### What this task involves
Collect all lines containing the word "Options" from the data.

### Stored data
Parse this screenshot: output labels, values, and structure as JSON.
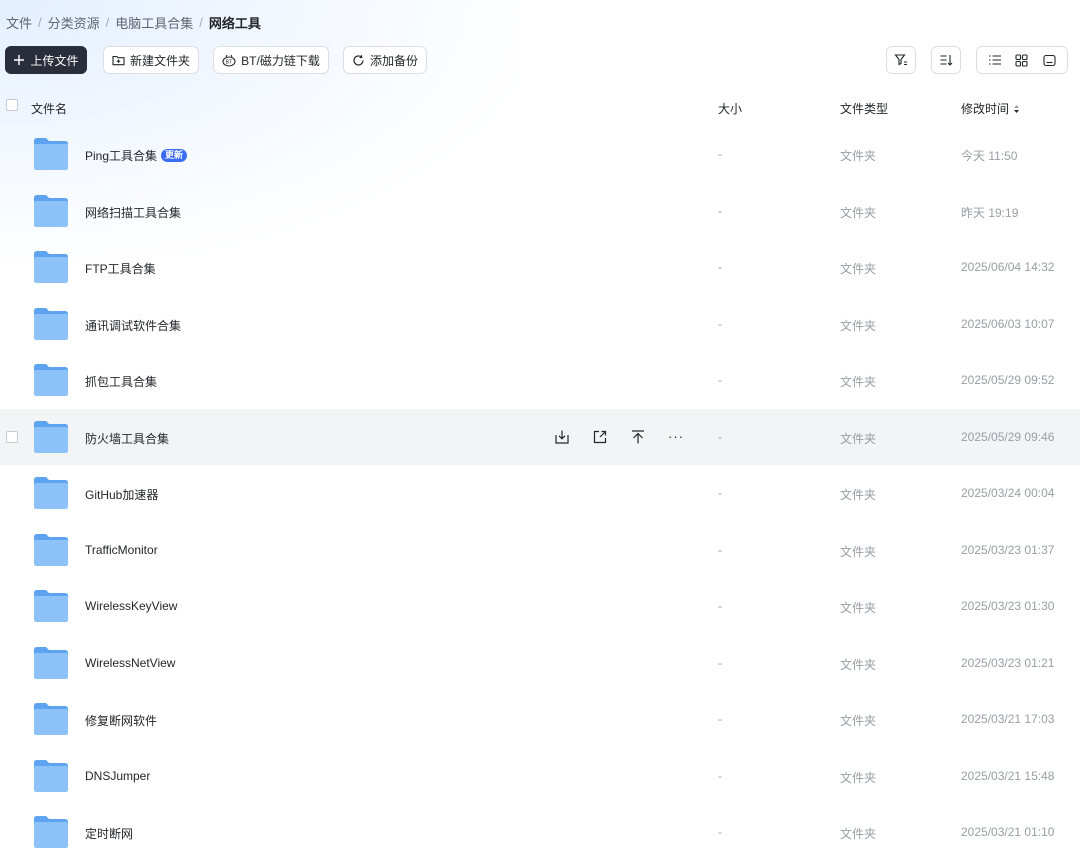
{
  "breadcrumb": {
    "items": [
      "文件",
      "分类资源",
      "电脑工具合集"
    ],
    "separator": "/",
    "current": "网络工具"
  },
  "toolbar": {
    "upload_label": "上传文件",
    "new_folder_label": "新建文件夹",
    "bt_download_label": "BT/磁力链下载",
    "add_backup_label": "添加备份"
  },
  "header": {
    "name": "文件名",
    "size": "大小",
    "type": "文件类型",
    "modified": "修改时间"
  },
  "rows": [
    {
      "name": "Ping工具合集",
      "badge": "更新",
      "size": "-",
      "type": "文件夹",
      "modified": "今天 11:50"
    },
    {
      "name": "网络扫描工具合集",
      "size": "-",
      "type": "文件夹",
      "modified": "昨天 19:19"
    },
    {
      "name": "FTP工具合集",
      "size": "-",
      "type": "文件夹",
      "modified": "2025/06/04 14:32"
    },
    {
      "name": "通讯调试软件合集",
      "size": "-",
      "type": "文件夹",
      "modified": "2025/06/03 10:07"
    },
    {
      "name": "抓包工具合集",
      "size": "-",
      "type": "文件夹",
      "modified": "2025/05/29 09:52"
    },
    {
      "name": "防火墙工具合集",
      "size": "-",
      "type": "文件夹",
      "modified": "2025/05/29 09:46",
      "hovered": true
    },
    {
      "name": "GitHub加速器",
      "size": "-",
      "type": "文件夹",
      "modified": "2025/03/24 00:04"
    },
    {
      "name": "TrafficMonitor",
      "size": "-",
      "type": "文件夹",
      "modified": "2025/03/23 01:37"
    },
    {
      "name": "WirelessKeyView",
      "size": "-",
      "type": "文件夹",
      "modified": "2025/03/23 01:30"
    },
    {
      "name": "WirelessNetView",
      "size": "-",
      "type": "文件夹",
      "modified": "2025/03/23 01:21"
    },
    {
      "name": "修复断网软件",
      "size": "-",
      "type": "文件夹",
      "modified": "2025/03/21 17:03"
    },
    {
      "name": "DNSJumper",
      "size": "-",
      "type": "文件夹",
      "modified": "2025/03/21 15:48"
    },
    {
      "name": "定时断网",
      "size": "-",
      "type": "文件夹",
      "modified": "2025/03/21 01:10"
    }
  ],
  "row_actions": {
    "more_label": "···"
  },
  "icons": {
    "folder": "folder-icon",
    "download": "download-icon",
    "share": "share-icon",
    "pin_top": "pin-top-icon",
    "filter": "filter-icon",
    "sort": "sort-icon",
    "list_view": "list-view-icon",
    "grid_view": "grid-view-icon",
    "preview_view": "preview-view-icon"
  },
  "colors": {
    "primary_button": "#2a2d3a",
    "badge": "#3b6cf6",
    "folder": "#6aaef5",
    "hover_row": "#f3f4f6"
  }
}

--

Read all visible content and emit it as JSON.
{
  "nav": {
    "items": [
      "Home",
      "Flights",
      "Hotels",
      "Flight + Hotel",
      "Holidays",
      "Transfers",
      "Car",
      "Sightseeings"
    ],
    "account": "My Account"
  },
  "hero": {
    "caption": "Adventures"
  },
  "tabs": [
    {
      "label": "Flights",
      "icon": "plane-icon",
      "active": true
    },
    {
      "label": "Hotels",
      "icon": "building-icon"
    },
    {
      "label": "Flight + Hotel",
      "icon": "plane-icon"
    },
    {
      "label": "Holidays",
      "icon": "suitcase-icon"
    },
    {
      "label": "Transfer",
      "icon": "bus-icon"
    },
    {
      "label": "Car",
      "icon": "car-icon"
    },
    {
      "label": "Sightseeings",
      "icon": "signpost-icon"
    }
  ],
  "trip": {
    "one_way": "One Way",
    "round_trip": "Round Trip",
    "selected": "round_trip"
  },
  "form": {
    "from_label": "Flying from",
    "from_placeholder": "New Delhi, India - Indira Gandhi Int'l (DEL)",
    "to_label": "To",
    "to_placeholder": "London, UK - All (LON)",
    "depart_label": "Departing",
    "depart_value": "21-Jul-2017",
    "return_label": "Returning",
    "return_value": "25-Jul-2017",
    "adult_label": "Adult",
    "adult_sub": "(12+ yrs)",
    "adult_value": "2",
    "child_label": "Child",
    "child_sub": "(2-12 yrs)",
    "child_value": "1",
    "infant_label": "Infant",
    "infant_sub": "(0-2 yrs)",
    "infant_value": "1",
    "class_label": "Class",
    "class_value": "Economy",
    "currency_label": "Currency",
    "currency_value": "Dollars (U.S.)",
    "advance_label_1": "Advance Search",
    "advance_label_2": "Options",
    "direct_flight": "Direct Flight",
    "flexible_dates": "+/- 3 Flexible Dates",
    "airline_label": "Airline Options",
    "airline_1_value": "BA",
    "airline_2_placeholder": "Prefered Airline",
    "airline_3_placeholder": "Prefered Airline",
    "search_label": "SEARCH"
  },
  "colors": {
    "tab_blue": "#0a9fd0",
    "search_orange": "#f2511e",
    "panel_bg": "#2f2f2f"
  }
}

--

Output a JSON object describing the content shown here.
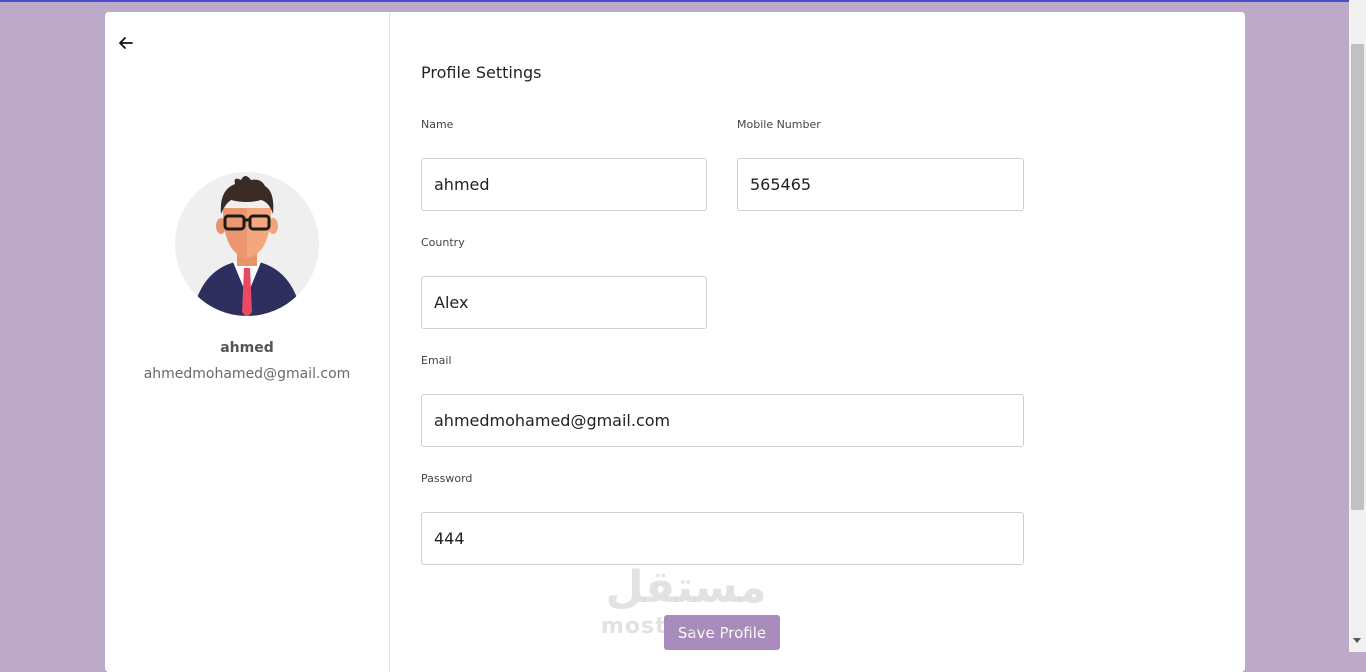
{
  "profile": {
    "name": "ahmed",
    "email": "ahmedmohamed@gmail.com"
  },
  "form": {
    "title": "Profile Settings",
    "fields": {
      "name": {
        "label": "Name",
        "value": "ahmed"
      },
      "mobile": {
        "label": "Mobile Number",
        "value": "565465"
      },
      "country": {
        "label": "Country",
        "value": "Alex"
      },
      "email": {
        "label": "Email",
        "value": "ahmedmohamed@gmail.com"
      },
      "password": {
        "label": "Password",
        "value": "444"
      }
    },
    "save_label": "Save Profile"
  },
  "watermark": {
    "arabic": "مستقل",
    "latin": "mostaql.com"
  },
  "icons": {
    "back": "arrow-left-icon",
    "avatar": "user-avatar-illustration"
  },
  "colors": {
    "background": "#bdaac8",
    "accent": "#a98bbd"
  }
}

### Solution to the problem
    "advance_label_2": "Options",
    "airline_label": "Airline Options",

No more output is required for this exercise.